- _Data entries_
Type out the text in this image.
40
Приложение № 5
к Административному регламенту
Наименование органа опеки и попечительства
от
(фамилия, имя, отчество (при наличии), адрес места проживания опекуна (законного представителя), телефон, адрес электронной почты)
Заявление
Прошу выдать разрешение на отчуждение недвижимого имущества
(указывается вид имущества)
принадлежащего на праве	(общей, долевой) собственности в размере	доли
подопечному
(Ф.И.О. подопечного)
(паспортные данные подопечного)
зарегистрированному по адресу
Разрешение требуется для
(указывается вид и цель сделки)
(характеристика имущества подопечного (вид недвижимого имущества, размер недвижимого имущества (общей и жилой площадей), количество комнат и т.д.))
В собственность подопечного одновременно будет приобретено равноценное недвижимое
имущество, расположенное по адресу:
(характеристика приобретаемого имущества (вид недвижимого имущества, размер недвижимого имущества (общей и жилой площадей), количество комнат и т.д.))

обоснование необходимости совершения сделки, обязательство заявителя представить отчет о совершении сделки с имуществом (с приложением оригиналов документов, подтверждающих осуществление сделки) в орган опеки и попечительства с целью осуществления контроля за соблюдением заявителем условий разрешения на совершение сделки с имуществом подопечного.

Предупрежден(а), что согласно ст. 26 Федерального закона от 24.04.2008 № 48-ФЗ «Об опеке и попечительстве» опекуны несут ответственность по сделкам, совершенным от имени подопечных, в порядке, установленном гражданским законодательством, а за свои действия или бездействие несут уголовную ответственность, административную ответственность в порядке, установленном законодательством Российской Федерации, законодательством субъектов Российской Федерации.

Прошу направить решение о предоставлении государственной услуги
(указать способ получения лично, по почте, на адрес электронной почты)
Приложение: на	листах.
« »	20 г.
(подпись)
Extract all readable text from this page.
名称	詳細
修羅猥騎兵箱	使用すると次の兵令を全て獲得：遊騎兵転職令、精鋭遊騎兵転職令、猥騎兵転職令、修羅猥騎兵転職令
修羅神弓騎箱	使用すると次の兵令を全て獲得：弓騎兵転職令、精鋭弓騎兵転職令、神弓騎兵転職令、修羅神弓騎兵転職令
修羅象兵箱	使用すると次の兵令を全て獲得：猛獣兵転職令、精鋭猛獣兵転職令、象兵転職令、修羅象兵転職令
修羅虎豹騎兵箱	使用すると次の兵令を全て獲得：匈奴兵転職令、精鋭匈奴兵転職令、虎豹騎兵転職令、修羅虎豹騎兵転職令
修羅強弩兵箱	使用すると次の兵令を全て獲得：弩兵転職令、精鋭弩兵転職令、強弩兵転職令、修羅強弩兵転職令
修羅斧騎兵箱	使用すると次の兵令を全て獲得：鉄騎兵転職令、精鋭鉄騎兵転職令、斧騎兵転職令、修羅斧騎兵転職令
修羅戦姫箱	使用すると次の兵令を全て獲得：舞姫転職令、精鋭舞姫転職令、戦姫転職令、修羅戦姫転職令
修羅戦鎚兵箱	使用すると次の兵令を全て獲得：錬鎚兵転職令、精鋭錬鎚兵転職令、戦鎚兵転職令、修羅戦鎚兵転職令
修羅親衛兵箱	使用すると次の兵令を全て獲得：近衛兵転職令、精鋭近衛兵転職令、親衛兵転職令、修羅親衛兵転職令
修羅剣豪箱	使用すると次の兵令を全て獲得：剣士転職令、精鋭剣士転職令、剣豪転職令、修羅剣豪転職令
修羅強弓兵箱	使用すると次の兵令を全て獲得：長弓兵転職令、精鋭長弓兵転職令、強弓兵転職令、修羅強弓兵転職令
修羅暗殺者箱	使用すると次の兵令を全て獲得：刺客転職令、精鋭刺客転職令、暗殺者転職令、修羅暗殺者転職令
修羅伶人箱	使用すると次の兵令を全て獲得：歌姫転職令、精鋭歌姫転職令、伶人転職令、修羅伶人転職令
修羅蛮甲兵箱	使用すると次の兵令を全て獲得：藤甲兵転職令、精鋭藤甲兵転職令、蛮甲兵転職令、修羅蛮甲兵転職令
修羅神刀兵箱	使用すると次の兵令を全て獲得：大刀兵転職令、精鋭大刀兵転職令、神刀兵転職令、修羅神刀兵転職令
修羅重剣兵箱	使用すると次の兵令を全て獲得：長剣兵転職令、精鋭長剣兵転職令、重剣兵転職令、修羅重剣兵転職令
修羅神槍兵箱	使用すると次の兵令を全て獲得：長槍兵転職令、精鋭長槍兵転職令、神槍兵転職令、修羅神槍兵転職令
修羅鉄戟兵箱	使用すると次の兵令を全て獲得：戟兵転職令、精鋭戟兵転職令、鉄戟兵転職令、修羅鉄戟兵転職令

- _Exercise_
Copy out exactly the lines between the line with "Extract all readable text from this page." and the last line of the entries, counting both of those lines.

- _Exercise solution_
Extract all readable text from this page.
名称	詳細
修羅猥騎兵箱	使用すると次の兵令を全て獲得：遊騎兵転職令、精鋭遊騎兵転職令、猥騎兵転職令、修羅猥騎兵転職令
修羅神弓騎箱	使用すると次の兵令を全て獲得：弓騎兵転職令、精鋭弓騎兵転職令、神弓騎兵転職令、修羅神弓騎兵転職令
修羅象兵箱	使用すると次の兵令を全て獲得：猛獣兵転職令、精鋭猛獣兵転職令、象兵転職令、修羅象兵転職令
修羅虎豹騎兵箱	使用すると次の兵令を全て獲得：匈奴兵転職令、精鋭匈奴兵転職令、虎豹騎兵転職令、修羅虎豹騎兵転職令
修羅強弩兵箱	使用すると次の兵令を全て獲得：弩兵転職令、精鋭弩兵転職令、強弩兵転職令、修羅強弩兵転職令
修羅斧騎兵箱	使用すると次の兵令を全て獲得：鉄騎兵転職令、精鋭鉄騎兵転職令、斧騎兵転職令、修羅斧騎兵転職令
修羅戦姫箱	使用すると次の兵令を全て獲得：舞姫転職令、精鋭舞姫転職令、戦姫転職令、修羅戦姫転職令
修羅戦鎚兵箱	使用すると次の兵令を全て獲得：錬鎚兵転職令、精鋭錬鎚兵転職令、戦鎚兵転職令、修羅戦鎚兵転職令
修羅親衛兵箱	使用すると次の兵令を全て獲得：近衛兵転職令、精鋭近衛兵転職令、親衛兵転職令、修羅親衛兵転職令
修羅剣豪箱	使用すると次の兵令を全て獲得：剣士転職令、精鋭剣士転職令、剣豪転職令、修羅剣豪転職令
修羅強弓兵箱	使用すると次の兵令を全て獲得：長弓兵転職令、精鋭長弓兵転職令、強弓兵転職令、修羅強弓兵転職令
修羅暗殺者箱	使用すると次の兵令を全て獲得：刺客転職令、精鋭刺客転職令、暗殺者転職令、修羅暗殺者転職令
修羅伶人箱	使用すると次の兵令を全て獲得：歌姫転職令、精鋭歌姫転職令、伶人転職令、修羅伶人転職令
修羅蛮甲兵箱	使用すると次の兵令を全て獲得：藤甲兵転職令、精鋭藤甲兵転職令、蛮甲兵転職令、修羅蛮甲兵転職令
修羅神刀兵箱	使用すると次の兵令を全て獲得：大刀兵転職令、精鋭大刀兵転職令、神刀兵転職令、修羅神刀兵転職令
修羅重剣兵箱	使用すると次の兵令を全て獲得：長剣兵転職令、精鋭長剣兵転職令、重剣兵転職令、修羅重剣兵転職令
修羅神槍兵箱	使用すると次の兵令を全て獲得：長槍兵転職令、精鋭長槍兵転職令、神槍兵転職令、修羅神槍兵転職令
修羅鉄戟兵箱	使用すると次の兵令を全て獲得：戟兵転職令、精鋭戟兵転職令、鉄戟兵転職令、修羅鉄戟兵転職令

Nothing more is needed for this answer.